### Directions for this task:
Report how many lines hold the word "array"; give nothing but the number.

* Start Records to process *

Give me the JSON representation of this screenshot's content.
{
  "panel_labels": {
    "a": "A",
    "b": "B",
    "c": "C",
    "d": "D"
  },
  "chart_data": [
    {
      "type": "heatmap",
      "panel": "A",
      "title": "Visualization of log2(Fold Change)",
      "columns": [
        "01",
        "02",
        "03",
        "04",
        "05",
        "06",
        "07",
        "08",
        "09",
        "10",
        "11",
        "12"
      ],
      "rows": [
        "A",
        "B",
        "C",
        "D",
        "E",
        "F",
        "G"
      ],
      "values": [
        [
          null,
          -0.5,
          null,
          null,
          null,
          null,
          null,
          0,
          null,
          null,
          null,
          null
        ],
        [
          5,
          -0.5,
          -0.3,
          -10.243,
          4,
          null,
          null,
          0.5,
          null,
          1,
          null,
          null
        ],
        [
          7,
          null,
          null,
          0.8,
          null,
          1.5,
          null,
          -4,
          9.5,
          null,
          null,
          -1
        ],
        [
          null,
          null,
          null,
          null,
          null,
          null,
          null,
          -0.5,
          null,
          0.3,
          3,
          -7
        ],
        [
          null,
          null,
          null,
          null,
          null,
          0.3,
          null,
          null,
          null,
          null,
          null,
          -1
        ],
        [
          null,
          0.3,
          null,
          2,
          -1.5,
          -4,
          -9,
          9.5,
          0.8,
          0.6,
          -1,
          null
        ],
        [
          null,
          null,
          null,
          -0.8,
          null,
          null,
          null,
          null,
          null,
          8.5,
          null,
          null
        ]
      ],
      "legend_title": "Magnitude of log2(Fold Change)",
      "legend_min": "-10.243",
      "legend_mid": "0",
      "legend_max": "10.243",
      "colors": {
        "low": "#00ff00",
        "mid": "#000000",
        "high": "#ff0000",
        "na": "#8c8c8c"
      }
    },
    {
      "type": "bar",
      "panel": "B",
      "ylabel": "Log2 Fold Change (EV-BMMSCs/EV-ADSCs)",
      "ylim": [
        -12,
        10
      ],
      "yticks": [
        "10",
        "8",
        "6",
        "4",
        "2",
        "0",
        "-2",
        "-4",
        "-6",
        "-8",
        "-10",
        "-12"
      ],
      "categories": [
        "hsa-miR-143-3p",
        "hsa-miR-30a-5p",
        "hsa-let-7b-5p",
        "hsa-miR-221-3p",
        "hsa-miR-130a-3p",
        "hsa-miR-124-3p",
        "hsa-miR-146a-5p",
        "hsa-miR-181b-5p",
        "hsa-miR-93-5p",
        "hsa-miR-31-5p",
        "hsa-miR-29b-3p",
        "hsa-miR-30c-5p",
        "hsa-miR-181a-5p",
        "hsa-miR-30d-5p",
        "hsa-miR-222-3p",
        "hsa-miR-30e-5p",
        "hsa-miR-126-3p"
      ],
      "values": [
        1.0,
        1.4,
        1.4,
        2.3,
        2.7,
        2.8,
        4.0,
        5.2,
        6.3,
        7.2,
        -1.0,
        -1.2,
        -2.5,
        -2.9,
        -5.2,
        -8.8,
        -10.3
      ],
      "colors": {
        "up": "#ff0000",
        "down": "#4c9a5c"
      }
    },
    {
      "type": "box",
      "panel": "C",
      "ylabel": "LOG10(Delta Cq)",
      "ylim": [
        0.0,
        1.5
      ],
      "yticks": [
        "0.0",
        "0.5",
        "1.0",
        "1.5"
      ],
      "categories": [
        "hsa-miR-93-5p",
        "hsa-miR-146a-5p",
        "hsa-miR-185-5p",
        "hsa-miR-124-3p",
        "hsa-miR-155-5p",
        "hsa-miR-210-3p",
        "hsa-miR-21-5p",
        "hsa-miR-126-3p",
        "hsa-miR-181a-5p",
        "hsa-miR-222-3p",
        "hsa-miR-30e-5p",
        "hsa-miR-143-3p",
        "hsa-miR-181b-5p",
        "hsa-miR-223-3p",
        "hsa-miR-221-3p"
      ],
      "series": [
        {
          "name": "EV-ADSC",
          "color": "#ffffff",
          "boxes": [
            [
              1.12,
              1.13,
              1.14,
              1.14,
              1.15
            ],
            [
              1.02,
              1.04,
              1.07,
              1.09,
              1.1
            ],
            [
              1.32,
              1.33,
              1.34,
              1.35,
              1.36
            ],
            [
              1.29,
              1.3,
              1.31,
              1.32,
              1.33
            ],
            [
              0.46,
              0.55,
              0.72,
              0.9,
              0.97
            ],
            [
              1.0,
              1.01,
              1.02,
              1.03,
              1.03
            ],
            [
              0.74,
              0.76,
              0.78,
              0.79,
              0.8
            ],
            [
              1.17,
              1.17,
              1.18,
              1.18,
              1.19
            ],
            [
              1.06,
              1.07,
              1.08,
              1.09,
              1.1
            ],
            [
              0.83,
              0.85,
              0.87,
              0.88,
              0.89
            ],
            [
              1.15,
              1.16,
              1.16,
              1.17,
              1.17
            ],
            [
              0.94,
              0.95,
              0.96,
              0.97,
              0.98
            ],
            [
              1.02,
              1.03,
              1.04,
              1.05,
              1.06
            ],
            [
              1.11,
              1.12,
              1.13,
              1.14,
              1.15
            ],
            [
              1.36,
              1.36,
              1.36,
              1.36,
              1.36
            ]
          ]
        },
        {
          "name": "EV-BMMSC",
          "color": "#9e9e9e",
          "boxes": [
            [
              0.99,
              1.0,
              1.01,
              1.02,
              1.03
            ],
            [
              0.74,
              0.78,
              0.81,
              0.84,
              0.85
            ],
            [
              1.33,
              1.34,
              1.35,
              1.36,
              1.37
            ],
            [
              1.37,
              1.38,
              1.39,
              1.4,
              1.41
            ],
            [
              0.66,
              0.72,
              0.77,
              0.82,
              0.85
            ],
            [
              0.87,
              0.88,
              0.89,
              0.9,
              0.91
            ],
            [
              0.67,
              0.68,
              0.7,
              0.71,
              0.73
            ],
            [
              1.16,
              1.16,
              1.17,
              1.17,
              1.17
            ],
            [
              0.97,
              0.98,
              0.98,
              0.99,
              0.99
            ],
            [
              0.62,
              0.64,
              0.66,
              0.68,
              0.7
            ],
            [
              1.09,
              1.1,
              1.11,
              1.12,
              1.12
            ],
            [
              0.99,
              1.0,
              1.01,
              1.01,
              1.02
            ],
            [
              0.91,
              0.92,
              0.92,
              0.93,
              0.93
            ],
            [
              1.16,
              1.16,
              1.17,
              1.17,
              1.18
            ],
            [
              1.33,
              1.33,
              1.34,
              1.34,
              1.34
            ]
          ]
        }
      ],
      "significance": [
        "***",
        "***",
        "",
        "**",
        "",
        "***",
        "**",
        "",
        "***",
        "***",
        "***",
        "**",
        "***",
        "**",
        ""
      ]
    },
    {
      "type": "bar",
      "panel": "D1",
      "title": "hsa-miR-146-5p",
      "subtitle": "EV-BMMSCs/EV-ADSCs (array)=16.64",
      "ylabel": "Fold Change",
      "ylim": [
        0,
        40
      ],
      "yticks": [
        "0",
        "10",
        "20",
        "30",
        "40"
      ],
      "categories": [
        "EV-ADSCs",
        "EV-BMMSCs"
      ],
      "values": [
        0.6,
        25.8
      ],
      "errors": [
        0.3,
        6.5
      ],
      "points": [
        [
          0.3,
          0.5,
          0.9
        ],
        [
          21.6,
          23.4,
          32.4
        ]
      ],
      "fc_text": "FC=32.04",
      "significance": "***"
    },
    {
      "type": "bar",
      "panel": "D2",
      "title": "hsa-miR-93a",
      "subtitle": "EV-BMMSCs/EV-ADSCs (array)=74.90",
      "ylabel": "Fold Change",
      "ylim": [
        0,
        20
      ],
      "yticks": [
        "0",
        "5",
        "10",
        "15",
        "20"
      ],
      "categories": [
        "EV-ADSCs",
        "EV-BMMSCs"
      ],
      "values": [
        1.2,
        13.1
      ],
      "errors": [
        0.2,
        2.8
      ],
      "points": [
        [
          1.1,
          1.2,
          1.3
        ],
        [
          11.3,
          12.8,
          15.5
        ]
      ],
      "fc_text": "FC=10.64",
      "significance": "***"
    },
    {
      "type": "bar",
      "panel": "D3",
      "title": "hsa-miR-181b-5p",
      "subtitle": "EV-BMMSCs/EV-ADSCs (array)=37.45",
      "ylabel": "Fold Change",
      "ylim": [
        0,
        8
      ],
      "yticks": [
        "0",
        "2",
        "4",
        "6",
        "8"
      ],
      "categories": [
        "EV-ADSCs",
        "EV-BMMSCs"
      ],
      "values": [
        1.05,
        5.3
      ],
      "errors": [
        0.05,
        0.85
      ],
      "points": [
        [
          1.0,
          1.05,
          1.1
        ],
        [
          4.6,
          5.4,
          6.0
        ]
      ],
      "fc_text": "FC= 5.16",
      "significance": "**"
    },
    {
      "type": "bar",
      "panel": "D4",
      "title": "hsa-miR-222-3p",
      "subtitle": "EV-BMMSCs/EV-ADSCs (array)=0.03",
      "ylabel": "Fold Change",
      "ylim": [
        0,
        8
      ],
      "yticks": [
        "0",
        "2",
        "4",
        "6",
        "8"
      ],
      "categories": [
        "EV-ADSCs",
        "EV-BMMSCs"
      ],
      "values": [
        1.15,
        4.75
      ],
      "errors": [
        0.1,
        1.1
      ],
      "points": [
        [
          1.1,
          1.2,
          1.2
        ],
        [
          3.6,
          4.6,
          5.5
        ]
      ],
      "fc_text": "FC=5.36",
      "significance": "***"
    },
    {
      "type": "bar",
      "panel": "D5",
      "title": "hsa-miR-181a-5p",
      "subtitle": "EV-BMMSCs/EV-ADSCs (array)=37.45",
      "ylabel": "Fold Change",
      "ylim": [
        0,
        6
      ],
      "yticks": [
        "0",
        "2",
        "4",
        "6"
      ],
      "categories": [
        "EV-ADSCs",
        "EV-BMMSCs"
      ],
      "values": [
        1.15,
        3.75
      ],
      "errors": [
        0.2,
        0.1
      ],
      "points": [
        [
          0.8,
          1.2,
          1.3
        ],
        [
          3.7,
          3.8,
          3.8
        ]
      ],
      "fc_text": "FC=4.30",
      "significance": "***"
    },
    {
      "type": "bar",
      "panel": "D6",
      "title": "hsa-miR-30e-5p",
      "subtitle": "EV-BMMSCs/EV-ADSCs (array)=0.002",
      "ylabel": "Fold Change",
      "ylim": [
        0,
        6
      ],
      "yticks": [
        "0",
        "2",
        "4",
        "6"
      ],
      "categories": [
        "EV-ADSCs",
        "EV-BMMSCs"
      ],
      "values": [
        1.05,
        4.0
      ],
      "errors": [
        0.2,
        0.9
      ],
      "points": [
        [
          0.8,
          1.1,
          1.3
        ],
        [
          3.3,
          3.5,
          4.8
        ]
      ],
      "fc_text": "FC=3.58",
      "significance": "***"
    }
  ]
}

* End Records to process *

### Solution for this problem:
6